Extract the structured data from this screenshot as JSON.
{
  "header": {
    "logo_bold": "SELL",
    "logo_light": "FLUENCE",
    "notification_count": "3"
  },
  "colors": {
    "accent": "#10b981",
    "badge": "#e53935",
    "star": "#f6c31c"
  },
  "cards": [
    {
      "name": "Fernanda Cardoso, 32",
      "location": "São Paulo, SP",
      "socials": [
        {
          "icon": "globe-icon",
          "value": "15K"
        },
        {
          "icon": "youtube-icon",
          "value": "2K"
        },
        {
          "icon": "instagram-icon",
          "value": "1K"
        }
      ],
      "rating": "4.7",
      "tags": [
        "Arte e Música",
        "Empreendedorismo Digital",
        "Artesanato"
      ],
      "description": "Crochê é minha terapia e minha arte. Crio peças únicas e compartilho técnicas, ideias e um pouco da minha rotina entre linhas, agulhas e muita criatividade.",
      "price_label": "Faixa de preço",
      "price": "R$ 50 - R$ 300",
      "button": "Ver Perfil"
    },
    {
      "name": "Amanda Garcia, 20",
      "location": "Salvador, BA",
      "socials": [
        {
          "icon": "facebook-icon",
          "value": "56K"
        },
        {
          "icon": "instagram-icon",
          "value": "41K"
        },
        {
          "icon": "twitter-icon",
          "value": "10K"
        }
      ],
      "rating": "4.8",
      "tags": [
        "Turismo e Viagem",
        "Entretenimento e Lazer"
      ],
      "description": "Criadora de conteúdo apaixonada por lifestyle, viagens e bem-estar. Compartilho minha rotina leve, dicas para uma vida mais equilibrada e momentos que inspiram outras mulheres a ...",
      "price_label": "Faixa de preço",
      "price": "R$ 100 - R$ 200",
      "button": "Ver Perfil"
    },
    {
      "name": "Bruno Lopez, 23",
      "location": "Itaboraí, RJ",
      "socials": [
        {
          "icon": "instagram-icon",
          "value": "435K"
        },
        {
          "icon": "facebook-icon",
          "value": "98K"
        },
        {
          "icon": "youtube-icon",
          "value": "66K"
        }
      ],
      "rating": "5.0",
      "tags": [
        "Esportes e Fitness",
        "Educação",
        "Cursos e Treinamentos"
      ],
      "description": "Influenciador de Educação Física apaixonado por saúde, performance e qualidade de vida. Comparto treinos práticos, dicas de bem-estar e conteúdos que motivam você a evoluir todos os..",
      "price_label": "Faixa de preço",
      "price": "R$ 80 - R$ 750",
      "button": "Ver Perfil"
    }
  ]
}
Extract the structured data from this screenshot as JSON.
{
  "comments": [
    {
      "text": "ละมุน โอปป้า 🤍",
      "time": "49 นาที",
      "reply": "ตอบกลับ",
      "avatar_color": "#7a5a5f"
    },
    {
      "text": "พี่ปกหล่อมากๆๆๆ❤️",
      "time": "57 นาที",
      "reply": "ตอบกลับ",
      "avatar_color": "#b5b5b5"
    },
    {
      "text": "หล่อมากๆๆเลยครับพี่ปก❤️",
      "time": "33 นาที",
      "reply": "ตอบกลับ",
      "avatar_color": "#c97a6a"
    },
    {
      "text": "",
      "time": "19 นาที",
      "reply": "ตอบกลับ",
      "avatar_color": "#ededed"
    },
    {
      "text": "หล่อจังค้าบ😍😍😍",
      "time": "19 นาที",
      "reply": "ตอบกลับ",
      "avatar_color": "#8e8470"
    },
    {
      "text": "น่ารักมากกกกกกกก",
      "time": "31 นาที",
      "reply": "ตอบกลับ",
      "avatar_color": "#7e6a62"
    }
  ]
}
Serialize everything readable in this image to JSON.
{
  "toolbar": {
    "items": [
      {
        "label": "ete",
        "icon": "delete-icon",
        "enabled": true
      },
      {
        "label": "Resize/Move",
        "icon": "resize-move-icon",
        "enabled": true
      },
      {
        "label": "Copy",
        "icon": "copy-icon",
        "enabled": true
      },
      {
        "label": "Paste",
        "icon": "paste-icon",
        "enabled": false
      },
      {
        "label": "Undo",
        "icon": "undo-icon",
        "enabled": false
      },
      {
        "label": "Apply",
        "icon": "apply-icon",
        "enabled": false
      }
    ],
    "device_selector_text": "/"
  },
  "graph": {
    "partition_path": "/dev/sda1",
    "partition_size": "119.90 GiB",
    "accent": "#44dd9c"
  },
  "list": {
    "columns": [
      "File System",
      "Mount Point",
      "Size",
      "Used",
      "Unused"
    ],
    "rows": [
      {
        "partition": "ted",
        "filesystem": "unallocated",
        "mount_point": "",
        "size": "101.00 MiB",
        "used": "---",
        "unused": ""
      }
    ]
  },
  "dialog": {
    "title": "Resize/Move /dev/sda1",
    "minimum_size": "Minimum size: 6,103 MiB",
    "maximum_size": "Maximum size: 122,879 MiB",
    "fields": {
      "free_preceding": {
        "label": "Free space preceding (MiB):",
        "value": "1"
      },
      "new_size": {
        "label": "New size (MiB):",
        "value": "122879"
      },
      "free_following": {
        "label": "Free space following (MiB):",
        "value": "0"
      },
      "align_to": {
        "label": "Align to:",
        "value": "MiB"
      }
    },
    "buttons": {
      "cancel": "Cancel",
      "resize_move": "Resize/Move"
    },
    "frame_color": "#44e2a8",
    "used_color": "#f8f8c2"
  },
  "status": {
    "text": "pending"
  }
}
──────
Work to complete » In the records shown above, how many lines include the word "estar"? Answer with the number only.

Task result » 2